_Prompt_:
All of the records below must be output exactly, with no pictures carried over.

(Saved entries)

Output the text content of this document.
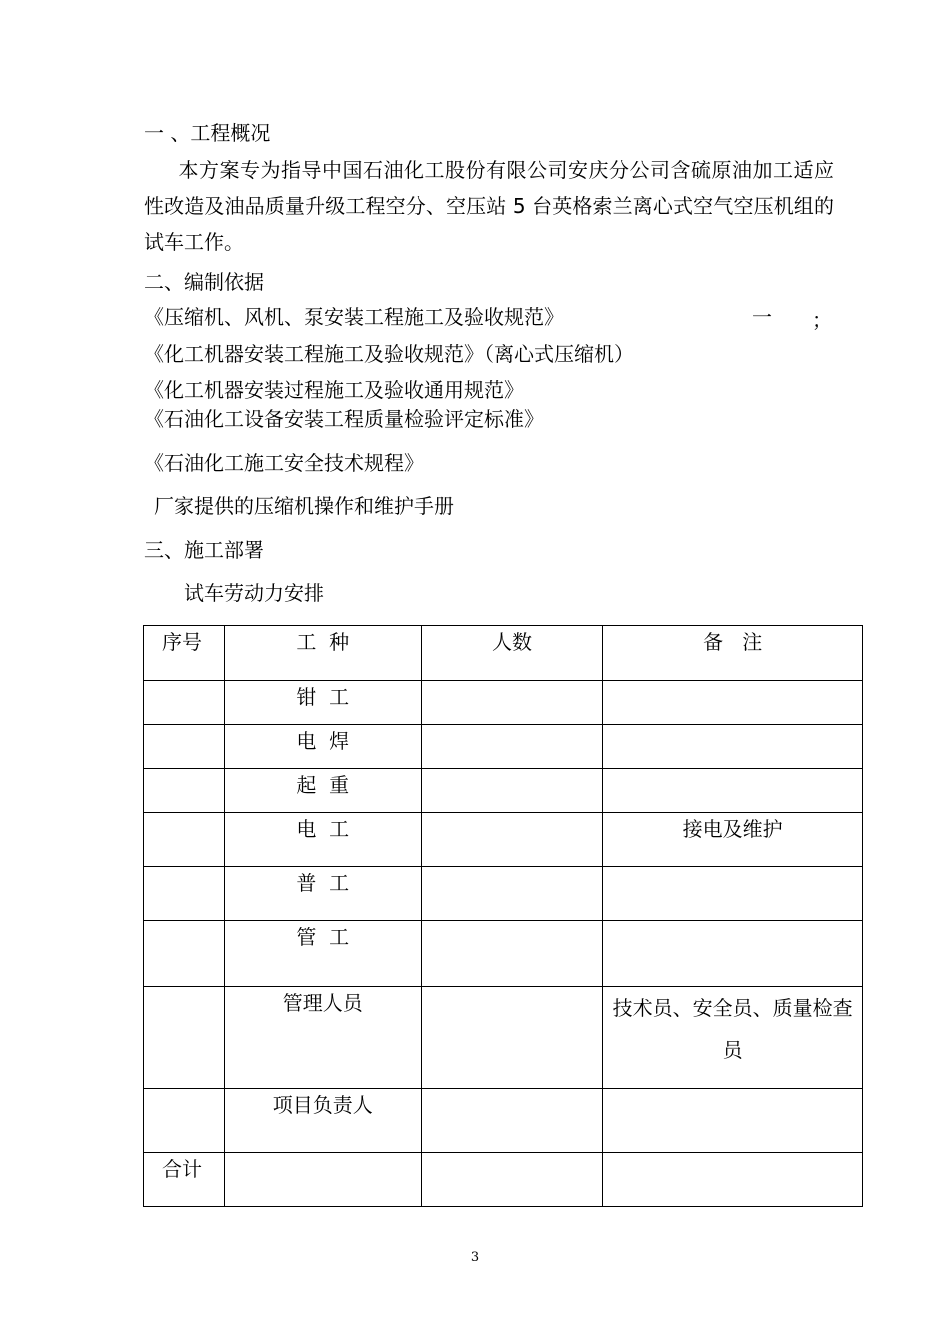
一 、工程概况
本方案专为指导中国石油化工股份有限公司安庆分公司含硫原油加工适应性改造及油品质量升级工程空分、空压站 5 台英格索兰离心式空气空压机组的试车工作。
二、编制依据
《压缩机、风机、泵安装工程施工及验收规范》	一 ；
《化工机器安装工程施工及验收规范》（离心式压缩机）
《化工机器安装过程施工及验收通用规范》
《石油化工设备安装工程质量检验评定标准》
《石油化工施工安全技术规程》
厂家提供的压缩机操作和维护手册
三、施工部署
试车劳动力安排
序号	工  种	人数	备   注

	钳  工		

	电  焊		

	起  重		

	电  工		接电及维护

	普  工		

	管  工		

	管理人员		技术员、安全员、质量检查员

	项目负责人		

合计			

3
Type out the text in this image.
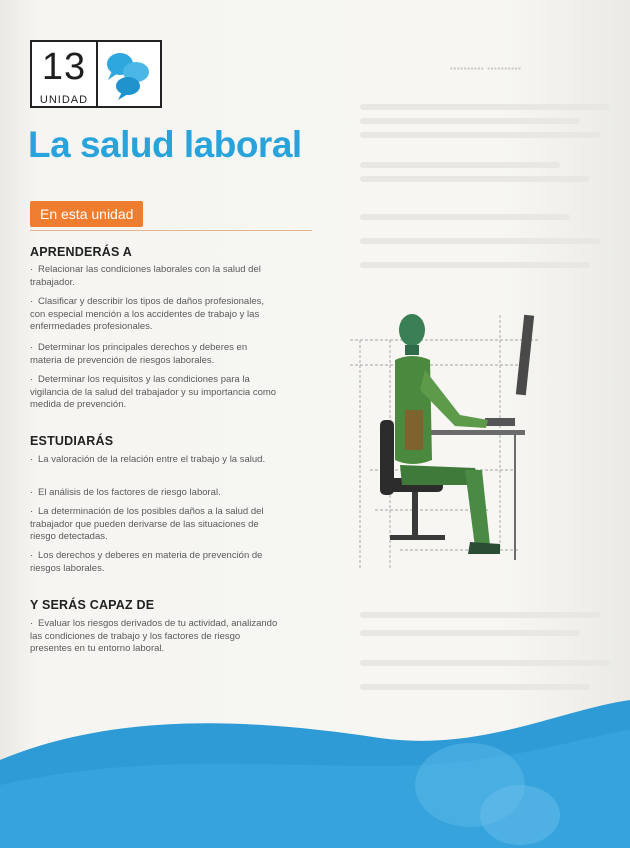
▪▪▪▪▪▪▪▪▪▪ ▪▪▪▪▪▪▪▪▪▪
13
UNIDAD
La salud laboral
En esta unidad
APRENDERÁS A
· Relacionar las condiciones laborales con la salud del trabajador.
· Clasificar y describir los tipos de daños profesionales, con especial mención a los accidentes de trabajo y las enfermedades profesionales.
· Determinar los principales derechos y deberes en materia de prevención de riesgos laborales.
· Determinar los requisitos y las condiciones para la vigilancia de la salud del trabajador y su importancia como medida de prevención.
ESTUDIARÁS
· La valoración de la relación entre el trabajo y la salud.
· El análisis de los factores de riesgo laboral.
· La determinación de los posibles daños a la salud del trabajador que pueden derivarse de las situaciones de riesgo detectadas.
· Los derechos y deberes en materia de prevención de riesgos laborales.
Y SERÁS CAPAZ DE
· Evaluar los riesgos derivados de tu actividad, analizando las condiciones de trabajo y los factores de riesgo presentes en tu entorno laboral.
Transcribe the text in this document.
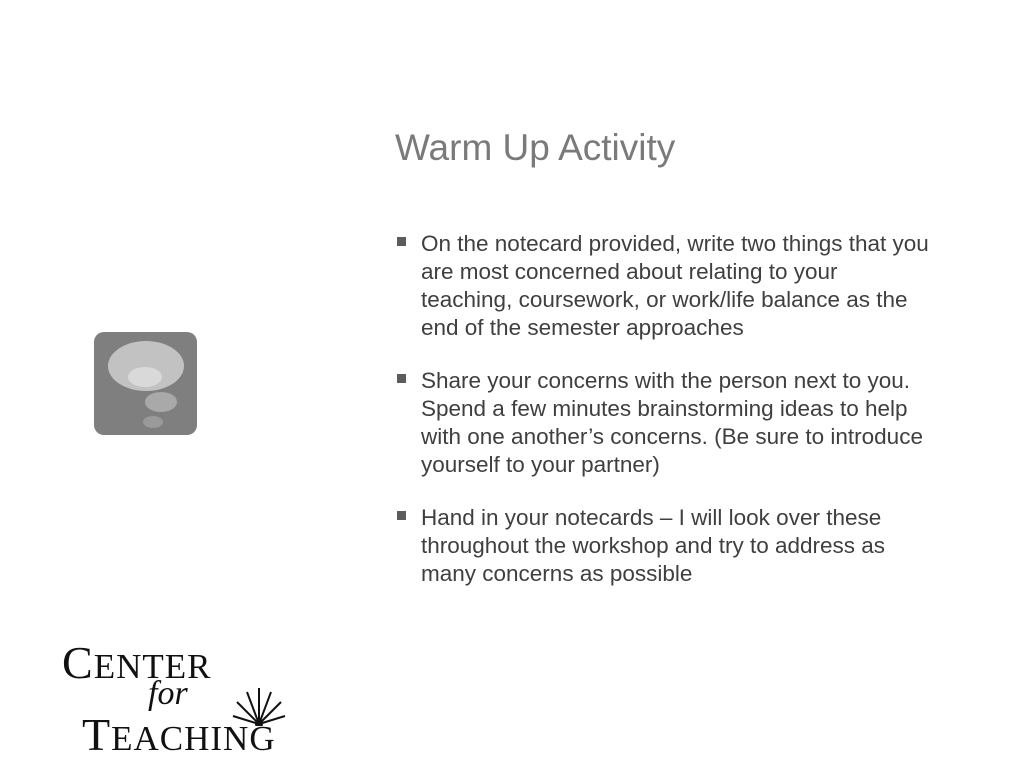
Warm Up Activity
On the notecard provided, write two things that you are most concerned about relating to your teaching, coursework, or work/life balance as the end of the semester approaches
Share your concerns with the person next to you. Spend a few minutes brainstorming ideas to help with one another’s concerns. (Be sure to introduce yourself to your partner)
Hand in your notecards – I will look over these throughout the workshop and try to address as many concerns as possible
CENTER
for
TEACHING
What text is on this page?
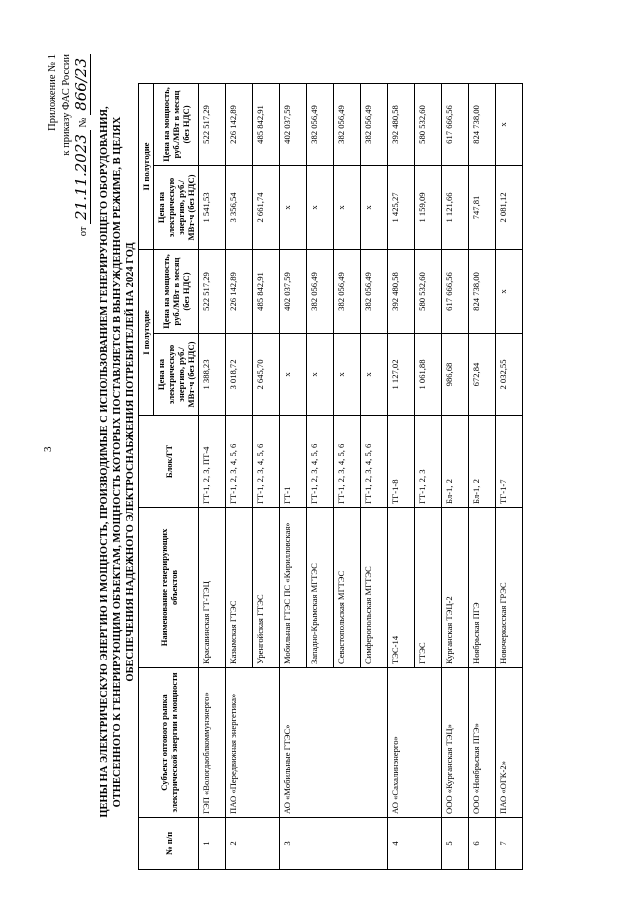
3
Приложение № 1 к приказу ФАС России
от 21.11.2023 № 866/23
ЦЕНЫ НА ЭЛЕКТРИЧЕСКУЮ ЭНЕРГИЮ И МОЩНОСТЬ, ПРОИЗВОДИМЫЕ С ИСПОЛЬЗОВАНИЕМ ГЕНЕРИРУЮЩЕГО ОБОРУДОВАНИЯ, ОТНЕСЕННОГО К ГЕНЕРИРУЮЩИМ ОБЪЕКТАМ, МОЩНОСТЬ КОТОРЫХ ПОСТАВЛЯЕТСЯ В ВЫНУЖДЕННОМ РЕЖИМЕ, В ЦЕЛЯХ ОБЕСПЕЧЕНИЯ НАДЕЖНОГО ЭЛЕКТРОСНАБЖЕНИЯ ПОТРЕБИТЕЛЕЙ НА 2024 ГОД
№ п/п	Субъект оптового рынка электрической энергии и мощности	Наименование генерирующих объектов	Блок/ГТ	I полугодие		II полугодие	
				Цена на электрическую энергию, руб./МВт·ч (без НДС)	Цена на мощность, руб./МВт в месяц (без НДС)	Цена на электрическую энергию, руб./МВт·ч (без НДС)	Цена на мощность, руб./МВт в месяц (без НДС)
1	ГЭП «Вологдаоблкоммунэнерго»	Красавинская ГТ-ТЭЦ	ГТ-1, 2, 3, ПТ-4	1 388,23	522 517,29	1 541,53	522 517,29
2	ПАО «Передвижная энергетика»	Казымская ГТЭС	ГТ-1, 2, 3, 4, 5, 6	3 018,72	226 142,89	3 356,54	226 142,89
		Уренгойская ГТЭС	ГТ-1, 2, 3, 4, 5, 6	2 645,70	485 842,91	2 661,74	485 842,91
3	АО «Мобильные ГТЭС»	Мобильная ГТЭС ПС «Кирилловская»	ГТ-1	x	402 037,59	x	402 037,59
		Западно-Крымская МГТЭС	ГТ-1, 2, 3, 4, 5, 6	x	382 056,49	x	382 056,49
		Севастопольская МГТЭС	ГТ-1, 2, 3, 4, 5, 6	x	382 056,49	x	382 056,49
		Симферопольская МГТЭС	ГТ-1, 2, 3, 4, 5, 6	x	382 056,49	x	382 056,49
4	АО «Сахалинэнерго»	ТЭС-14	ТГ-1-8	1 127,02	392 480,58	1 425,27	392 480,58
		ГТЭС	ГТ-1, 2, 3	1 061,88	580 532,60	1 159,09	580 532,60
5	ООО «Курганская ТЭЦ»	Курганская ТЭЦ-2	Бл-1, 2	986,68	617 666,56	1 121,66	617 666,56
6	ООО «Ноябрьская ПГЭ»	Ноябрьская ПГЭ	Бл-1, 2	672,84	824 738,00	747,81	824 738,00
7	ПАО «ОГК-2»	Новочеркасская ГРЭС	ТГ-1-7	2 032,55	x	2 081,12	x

_Correct answer_:
Output the text content of this document.
一 、工程概况
本方案专为指导中国石油化工股份有限公司安庆分公司含硫原油加工适应性改造及油品质量升级工程空分、空压站 5 台英格索兰离心式空气空压机组的试车工作。
二、编制依据
《压缩机、风机、泵安装工程施工及验收规范》	一 ；
《化工机器安装工程施工及验收规范》（离心式压缩机）
《化工机器安装过程施工及验收通用规范》
《石油化工设备安装工程质量检验评定标准》
《石油化工施工安全技术规程》
厂家提供的压缩机操作和维护手册
三、施工部署
试车劳动力安排
序号	工  种	人数	备   注

	钳  工		

	电  焊		

	起  重		

	电  工		接电及维护

	普  工		

	管  工		

	管理人员		技术员、安全员、质量检查员

	项目负责人		

合计			

3
Type out the text in this image.
▪▪▪▪▪▪▪▪▪▪ ▪▪▪▪▪▪▪▪▪▪
13
UNIDAD
La salud laboral
En esta unidad
APRENDERÁS A
· Relacionar las condiciones laborales con la salud del trabajador.
· Clasificar y describir los tipos de daños profesionales, con especial mención a los accidentes de trabajo y las enfermedades profesionales.
· Determinar los principales derechos y deberes en materia de prevención de riesgos laborales.
· Determinar los requisitos y las condiciones para la vigilancia de la salud del trabajador y su importancia como medida de prevención.
ESTUDIARÁS
· La valoración de la relación entre el trabajo y la salud.
· El análisis de los factores de riesgo laboral.
· La determinación de los posibles daños a la salud del trabajador que pueden derivarse de las situaciones de riesgo detectadas.
· Los derechos y deberes en materia de prevención de riesgos laborales.
Y SERÁS CAPAZ DE
· Evaluar los riesgos derivados de tu actividad, analizando las condiciones de trabajo y los factores de riesgo presentes en tu entorno laboral.
Transcribe the text in this document.
Warm Up Activity
On the notecard provided, write two things that you are most concerned about relating to your teaching, coursework, or work/life balance as the end of the semester approaches
Share your concerns with the person next to you. Spend a few minutes brainstorming ideas to help with one another’s concerns. (Be sure to introduce yourself to your partner)
Hand in your notecards – I will look over these throughout the workshop and try to address as many concerns as possible
CENTER
for
TEACHING
What text is on this page?
3
Приложение № 1 к приказу ФАС России
от 21.11.2023 № 866/23
ЦЕНЫ НА ЭЛЕКТРИЧЕСКУЮ ЭНЕРГИЮ И МОЩНОСТЬ, ПРОИЗВОДИМЫЕ С ИСПОЛЬЗОВАНИЕМ ГЕНЕРИРУЮЩЕГО ОБОРУДОВАНИЯ, ОТНЕСЕННОГО К ГЕНЕРИРУЮЩИМ ОБЪЕКТАМ, МОЩНОСТЬ КОТОРЫХ ПОСТАВЛЯЕТСЯ В ВЫНУЖДЕННОМ РЕЖИМЕ, В ЦЕЛЯХ ОБЕСПЕЧЕНИЯ НАДЕЖНОГО ЭЛЕКТРОСНАБЖЕНИЯ ПОТРЕБИТЕЛЕЙ НА 2024 ГОД
№ п/п	Субъект оптового рынка электрической энергии и мощности	Наименование генерирующих объектов	Блок/ГТ	I полугодие		II полугодие	
				Цена на электрическую энергию, руб./МВт·ч (без НДС)	Цена на мощность, руб./МВт в месяц (без НДС)	Цена на электрическую энергию, руб./МВт·ч (без НДС)	Цена на мощность, руб./МВт в месяц (без НДС)
1	ГЭП «Вологдаоблкоммунэнерго»	Красавинская ГТ-ТЭЦ	ГТ-1, 2, 3, ПТ-4	1 388,23	522 517,29	1 541,53	522 517,29
2	ПАО «Передвижная энергетика»	Казымская ГТЭС	ГТ-1, 2, 3, 4, 5, 6	3 018,72	226 142,89	3 356,54	226 142,89
		Уренгойская ГТЭС	ГТ-1, 2, 3, 4, 5, 6	2 645,70	485 842,91	2 661,74	485 842,91
3	АО «Мобильные ГТЭС»	Мобильная ГТЭС ПС «Кирилловская»	ГТ-1	x	402 037,59	x	402 037,59
		Западно-Крымская МГТЭС	ГТ-1, 2, 3, 4, 5, 6	x	382 056,49	x	382 056,49
		Севастопольская МГТЭС	ГТ-1, 2, 3, 4, 5, 6	x	382 056,49	x	382 056,49
		Симферопольская МГТЭС	ГТ-1, 2, 3, 4, 5, 6	x	382 056,49	x	382 056,49
4	АО «Сахалинэнерго»	ТЭС-14	ТГ-1-8	1 127,02	392 480,58	1 425,27	392 480,58
		ГТЭС	ГТ-1, 2, 3	1 061,88	580 532,60	1 159,09	580 532,60
5	ООО «Курганская ТЭЦ»	Курганская ТЭЦ-2	Бл-1, 2	986,68	617 666,56	1 121,66	617 666,56
6	ООО «Ноябрьская ПГЭ»	Ноябрьская ПГЭ	Бл-1, 2	672,84	824 738,00	747,81	824 738,00
7	ПАО «ОГК-2»	Новочеркасская ГРЭС	ТГ-1-7	2 032,55	x	2 081,12	x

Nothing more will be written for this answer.